**Work instructions**
In your copy, repeat the records exactly and leave out the pictures.

**Data supplied**
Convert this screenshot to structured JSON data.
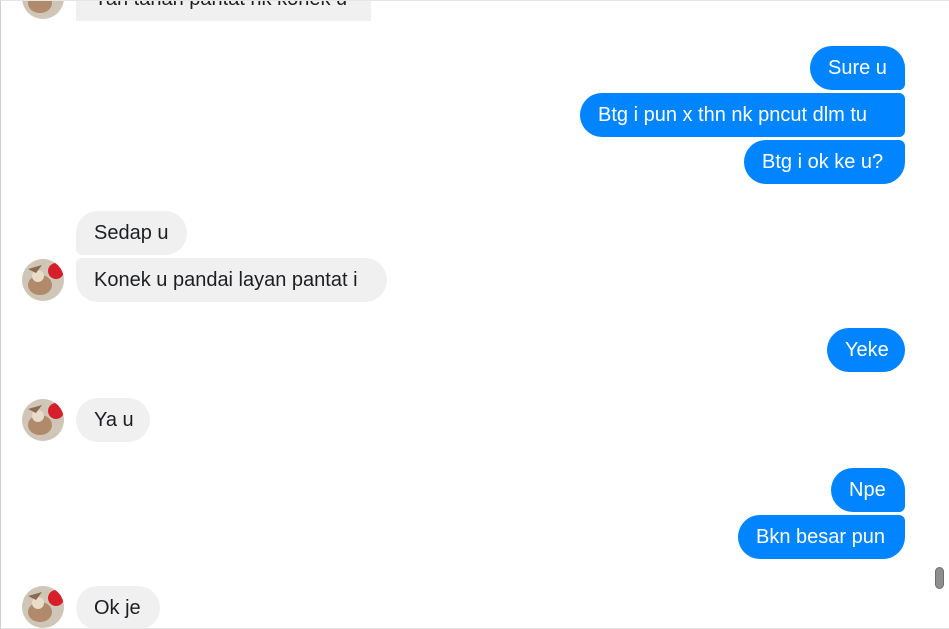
{
  "conversation": {
    "messages": [
      {
        "from": "contact",
        "text": "Yan tahan pantat nk konek u"
      },
      {
        "from": "me",
        "text": "Sure u"
      },
      {
        "from": "me",
        "text": "Btg i pun x thn nk pncut dlm tu"
      },
      {
        "from": "me",
        "text": "Btg i ok ke u?"
      },
      {
        "from": "contact",
        "text": "Sedap u"
      },
      {
        "from": "contact",
        "text": "Konek u pandai layan pantat i"
      },
      {
        "from": "me",
        "text": "Yeke"
      },
      {
        "from": "contact",
        "text": "Ya u"
      },
      {
        "from": "me",
        "text": "Npe"
      },
      {
        "from": "me",
        "text": "Bkn besar pun"
      },
      {
        "from": "contact",
        "text": "Ok je"
      }
    ]
  },
  "colors": {
    "outgoing_bubble": "#0084ff",
    "incoming_bubble": "#f0f0f0",
    "outgoing_text": "#ffffff",
    "incoming_text": "#1c1e21"
  }
}
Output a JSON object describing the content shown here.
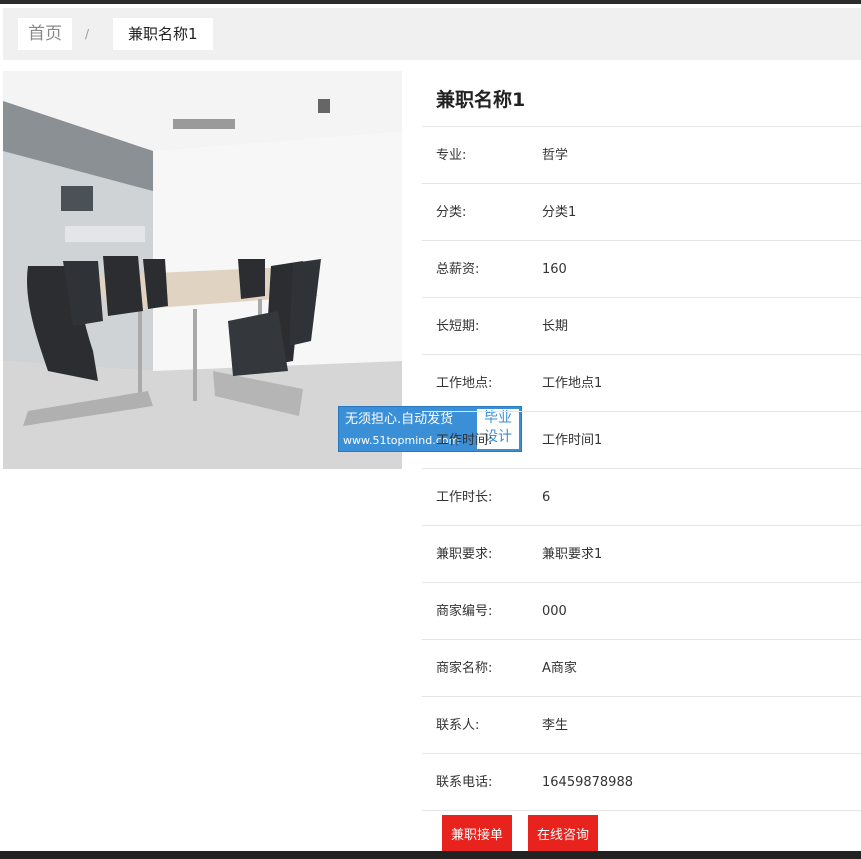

**Finished answer**
Convert this screenshot to structured JSON data.
{
  "conversation": {
    "messages": [
      {
        "from": "contact",
        "text": "Yan tahan pantat nk konek u"
      },
      {
        "from": "me",
        "text": "Sure u"
      },
      {
        "from": "me",
        "text": "Btg i pun x thn nk pncut dlm tu"
      },
      {
        "from": "me",
        "text": "Btg i ok ke u?"
      },
      {
        "from": "contact",
        "text": "Sedap u"
      },
      {
        "from": "contact",
        "text": "Konek u pandai layan pantat i"
      },
      {
        "from": "me",
        "text": "Yeke"
      },
      {
        "from": "contact",
        "text": "Ya u"
      },
      {
        "from": "me",
        "text": "Npe"
      },
      {
        "from": "me",
        "text": "Bkn besar pun"
      },
      {
        "from": "contact",
        "text": "Ok je"
      }
    ]
  },
  "colors": {
    "outgoing_bubble": "#0084ff",
    "incoming_bubble": "#f0f0f0",
    "outgoing_text": "#ffffff",
    "incoming_text": "#1c1e21"
  }
}
Output a JSON object describing the content shown here.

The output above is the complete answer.